(Stored items from a collection)
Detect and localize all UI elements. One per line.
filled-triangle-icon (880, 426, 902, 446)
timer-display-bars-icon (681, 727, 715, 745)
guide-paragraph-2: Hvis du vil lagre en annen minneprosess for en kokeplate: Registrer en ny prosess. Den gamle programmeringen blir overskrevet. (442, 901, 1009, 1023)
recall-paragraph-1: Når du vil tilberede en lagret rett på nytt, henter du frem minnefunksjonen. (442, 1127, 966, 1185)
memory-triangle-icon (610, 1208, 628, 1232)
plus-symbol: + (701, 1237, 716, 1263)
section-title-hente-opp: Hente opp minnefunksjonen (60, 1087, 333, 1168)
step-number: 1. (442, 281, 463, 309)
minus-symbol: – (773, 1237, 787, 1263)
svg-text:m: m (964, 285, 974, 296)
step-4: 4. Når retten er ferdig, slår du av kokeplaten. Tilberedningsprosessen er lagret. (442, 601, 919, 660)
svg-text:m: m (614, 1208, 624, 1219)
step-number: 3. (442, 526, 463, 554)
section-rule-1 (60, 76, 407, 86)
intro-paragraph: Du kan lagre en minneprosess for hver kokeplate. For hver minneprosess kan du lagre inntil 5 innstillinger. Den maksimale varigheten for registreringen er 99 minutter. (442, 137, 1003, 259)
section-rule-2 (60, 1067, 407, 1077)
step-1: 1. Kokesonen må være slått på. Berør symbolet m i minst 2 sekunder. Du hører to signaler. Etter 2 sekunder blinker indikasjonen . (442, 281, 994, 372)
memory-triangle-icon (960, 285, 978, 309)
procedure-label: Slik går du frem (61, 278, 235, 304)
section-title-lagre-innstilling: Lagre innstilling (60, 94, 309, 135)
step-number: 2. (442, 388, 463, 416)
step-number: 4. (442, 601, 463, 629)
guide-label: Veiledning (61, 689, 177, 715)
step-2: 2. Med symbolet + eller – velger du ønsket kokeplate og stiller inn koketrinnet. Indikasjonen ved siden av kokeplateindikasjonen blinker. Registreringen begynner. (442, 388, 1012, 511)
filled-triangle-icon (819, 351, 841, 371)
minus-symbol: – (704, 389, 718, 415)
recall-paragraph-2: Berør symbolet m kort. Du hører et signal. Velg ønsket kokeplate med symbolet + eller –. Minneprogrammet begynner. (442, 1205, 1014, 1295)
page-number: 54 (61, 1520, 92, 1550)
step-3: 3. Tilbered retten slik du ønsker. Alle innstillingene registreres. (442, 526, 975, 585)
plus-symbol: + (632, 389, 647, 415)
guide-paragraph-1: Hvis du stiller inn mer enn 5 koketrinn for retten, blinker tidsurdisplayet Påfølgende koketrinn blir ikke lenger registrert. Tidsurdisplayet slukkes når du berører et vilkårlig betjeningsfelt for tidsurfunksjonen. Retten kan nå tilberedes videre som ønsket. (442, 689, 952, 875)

▸ **Task details**: Copy every row above line for line, with no changes.

▸ **Full output**:
Detect and localize all UI elements. One per line.
filled-triangle-icon (880, 426, 902, 446)
timer-display-bars-icon (681, 727, 715, 745)
guide-paragraph-2: Hvis du vil lagre en annen minneprosess for en kokeplate: Registrer en ny prosess. Den gamle programmeringen blir overskrevet. (442, 901, 1009, 1023)
recall-paragraph-1: Når du vil tilberede en lagret rett på nytt, henter du frem minnefunksjonen. (442, 1127, 966, 1185)
memory-triangle-icon (610, 1208, 628, 1232)
plus-symbol: + (701, 1237, 716, 1263)
section-title-hente-opp: Hente opp minnefunksjonen (60, 1087, 333, 1168)
step-number: 1. (442, 281, 463, 309)
minus-symbol: – (773, 1237, 787, 1263)
svg-text:m: m (964, 285, 974, 296)
step-4: 4. Når retten er ferdig, slår du av kokeplaten. Tilberedningsprosessen er lagret. (442, 601, 919, 660)
svg-text:m: m (614, 1208, 624, 1219)
step-number: 3. (442, 526, 463, 554)
section-rule-1 (60, 76, 407, 86)
intro-paragraph: Du kan lagre en minneprosess for hver kokeplate. For hver minneprosess kan du lagre inntil 5 innstillinger. Den maksimale varigheten for registreringen er 99 minutter. (442, 137, 1003, 259)
section-rule-2 (60, 1067, 407, 1077)
step-1: 1. Kokesonen må være slått på. Berør symbolet m i minst 2 sekunder. Du hører to signaler. Etter 2 sekunder blinker indikasjonen . (442, 281, 994, 372)
memory-triangle-icon (960, 285, 978, 309)
procedure-label: Slik går du frem (61, 278, 235, 304)
section-title-lagre-innstilling: Lagre innstilling (60, 94, 309, 135)
step-number: 2. (442, 388, 463, 416)
step-number: 4. (442, 601, 463, 629)
guide-label: Veiledning (61, 689, 177, 715)
step-2: 2. Med symbolet + eller – velger du ønsket kokeplate og stiller inn koketrinnet. Indikasjonen ved siden av kokeplateindikasjonen blinker. Registreringen begynner. (442, 388, 1012, 511)
filled-triangle-icon (819, 351, 841, 371)
minus-symbol: – (704, 389, 718, 415)
recall-paragraph-2: Berør symbolet m kort. Du hører et signal. Velg ønsket kokeplate med symbolet + eller –. Minneprogrammet begynner. (442, 1205, 1014, 1295)
page-number: 54 (61, 1520, 92, 1550)
step-3: 3. Tilbered retten slik du ønsker. Alle innstillingene registreres. (442, 526, 975, 585)
plus-symbol: + (632, 389, 647, 415)
guide-paragraph-1: Hvis du stiller inn mer enn 5 koketrinn for retten, blinker tidsurdisplayet Påfølgende koketrinn blir ikke lenger registrert. Tidsurdisplayet slukkes når du berører et vilkårlig betjeningsfelt for tidsurfunksjonen. Retten kan nå tilberedes videre som ønsket. (442, 689, 952, 875)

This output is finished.